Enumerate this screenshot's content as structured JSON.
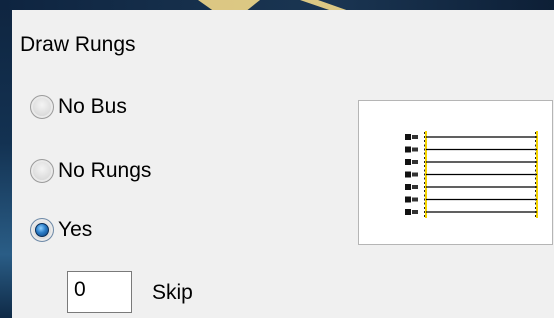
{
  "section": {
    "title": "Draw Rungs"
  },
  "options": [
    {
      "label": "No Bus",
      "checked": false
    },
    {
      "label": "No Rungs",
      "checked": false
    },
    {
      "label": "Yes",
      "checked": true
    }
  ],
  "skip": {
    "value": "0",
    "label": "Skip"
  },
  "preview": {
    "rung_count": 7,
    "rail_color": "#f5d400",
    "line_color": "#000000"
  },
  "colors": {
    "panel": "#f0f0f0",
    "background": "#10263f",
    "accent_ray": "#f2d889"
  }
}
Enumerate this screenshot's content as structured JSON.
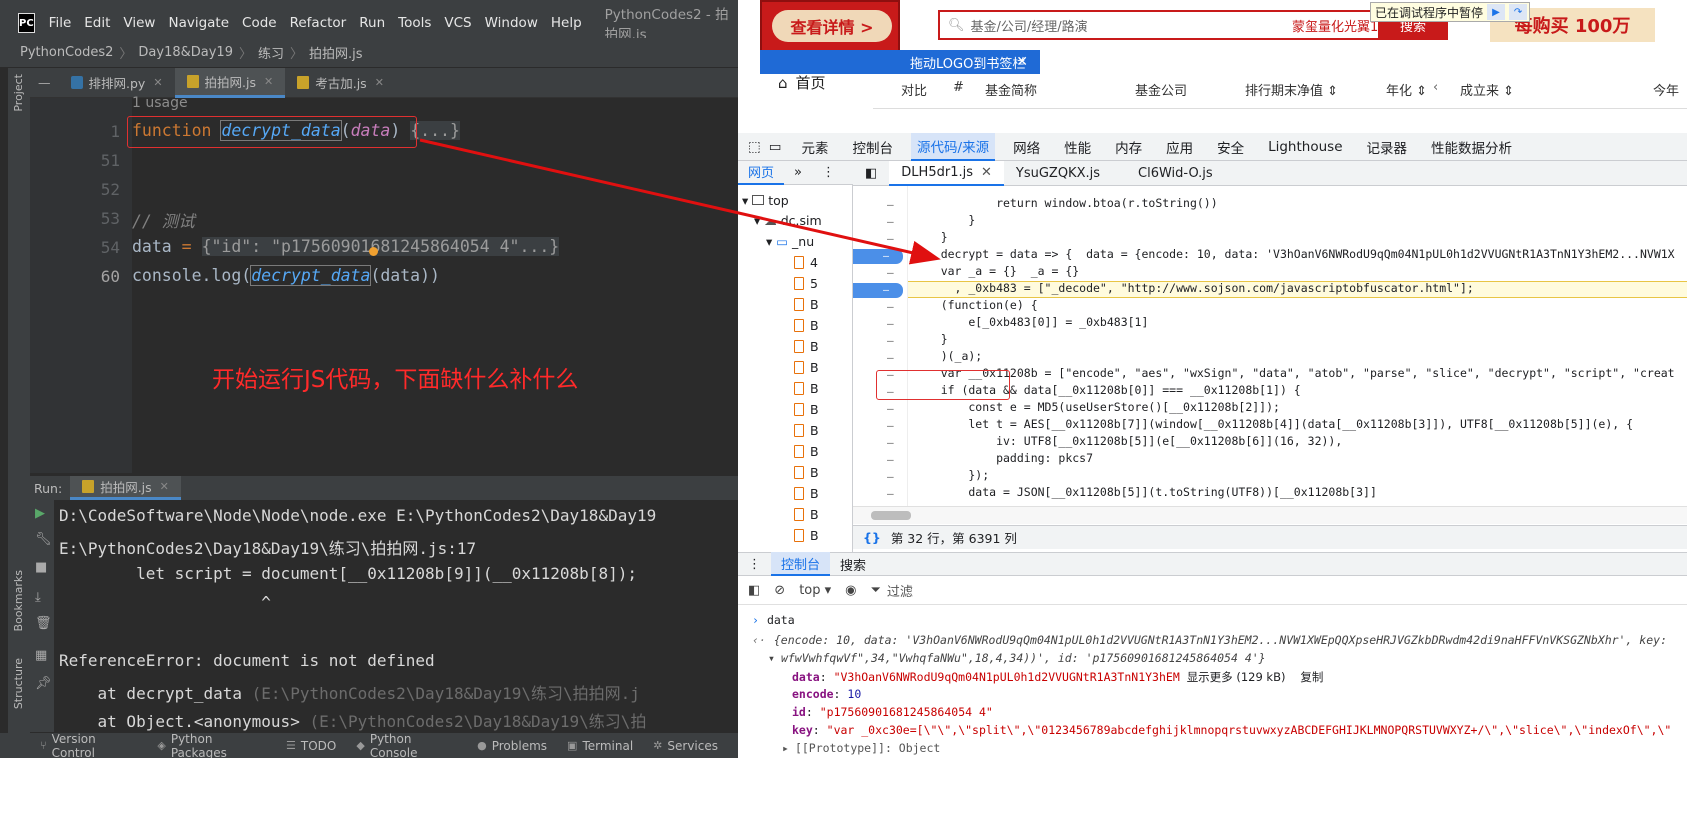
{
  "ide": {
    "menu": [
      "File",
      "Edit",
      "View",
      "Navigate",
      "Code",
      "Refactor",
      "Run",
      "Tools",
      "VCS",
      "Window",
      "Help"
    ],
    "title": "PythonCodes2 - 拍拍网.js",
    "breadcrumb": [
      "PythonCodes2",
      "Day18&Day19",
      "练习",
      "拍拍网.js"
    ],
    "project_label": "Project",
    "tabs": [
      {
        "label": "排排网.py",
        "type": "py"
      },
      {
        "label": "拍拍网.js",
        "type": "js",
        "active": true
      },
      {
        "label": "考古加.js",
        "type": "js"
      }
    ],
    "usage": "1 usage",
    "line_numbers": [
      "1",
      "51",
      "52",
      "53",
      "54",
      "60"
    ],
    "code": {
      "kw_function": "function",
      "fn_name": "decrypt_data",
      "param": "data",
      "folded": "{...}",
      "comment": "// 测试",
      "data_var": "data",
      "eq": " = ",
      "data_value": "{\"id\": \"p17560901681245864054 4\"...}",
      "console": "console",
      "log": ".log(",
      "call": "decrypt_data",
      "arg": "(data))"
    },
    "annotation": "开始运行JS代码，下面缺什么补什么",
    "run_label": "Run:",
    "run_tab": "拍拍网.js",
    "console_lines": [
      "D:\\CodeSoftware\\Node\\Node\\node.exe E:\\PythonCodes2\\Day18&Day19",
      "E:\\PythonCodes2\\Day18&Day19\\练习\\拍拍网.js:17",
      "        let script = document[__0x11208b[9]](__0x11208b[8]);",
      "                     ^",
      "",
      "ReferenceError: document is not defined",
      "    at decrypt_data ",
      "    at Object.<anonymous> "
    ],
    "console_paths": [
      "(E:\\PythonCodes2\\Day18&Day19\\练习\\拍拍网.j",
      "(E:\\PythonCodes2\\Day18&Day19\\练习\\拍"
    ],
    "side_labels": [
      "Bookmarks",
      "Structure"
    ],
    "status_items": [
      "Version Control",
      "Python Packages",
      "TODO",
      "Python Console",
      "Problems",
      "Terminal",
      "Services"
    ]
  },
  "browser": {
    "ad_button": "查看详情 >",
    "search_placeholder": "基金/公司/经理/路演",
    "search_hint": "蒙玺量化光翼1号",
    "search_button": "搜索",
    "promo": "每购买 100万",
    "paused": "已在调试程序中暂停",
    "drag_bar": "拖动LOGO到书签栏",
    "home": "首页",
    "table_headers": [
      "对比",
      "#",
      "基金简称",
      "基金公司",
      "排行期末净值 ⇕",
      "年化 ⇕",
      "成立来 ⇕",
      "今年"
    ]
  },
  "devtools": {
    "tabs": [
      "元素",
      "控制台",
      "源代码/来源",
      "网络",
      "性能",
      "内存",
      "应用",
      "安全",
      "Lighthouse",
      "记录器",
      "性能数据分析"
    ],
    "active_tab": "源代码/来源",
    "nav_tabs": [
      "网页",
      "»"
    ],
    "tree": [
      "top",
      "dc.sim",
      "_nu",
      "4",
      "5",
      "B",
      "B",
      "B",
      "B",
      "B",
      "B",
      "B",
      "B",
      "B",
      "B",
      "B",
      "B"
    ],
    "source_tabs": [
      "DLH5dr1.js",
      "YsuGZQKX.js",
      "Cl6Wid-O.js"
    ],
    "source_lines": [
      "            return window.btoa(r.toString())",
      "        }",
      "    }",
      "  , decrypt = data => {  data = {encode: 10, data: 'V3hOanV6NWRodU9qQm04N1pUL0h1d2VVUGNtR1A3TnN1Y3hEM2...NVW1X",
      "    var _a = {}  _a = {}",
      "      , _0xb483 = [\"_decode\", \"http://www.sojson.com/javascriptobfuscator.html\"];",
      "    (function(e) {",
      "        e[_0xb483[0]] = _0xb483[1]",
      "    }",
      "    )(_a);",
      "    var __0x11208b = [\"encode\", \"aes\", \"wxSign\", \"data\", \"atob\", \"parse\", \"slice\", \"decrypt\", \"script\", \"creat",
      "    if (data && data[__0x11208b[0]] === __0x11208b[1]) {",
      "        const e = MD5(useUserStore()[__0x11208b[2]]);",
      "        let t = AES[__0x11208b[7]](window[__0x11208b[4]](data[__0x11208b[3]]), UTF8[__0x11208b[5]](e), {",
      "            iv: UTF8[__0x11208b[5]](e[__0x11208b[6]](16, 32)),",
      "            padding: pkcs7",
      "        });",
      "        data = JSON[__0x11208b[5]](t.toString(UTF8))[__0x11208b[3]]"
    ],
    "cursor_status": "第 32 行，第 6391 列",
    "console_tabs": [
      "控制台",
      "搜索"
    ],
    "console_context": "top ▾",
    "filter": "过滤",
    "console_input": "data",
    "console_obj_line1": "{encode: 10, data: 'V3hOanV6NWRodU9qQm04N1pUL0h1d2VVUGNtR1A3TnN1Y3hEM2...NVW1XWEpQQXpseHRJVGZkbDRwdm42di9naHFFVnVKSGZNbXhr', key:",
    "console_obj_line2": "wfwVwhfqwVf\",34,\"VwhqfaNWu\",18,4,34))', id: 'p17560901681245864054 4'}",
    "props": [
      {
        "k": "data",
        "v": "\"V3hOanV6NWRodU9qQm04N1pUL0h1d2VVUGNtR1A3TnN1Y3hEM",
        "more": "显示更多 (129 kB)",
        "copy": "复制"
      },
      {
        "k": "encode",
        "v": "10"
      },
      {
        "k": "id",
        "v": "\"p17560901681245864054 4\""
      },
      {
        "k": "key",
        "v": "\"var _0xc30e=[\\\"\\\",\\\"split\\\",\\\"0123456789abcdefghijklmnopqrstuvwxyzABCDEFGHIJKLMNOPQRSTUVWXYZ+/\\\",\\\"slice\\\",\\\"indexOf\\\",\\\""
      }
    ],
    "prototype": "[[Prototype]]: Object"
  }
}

-------------------------

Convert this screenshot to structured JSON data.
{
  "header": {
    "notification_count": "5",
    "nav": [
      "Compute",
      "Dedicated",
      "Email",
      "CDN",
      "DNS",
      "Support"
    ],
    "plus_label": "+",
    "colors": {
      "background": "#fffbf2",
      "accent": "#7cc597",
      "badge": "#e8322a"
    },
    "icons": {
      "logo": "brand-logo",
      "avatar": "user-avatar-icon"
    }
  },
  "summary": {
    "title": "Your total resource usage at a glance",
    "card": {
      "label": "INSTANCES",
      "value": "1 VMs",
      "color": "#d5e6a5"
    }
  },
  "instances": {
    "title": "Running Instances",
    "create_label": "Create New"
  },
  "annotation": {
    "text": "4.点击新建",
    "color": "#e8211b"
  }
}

-------------------------

- Task
From the material above, gather all lines that include the string "slice" and copy them.

- Task solution
      "    var __0x11208b = [\"encode\", \"aes\", \"wxSign\", \"data\", \"atob\", \"parse\", \"slice\", \"decrypt\", \"script\", \"creat",
        "v": "\"var _0xc30e=[\\\"\\\",\\\"split\\\",\\\"0123456789abcdefghijklmnopqrstuvwxyzABCDEFGHIJKLMNOPQRSTUVWXYZ+/\\\",\\\"slice\\\",\\\"indexOf\\\",\\\""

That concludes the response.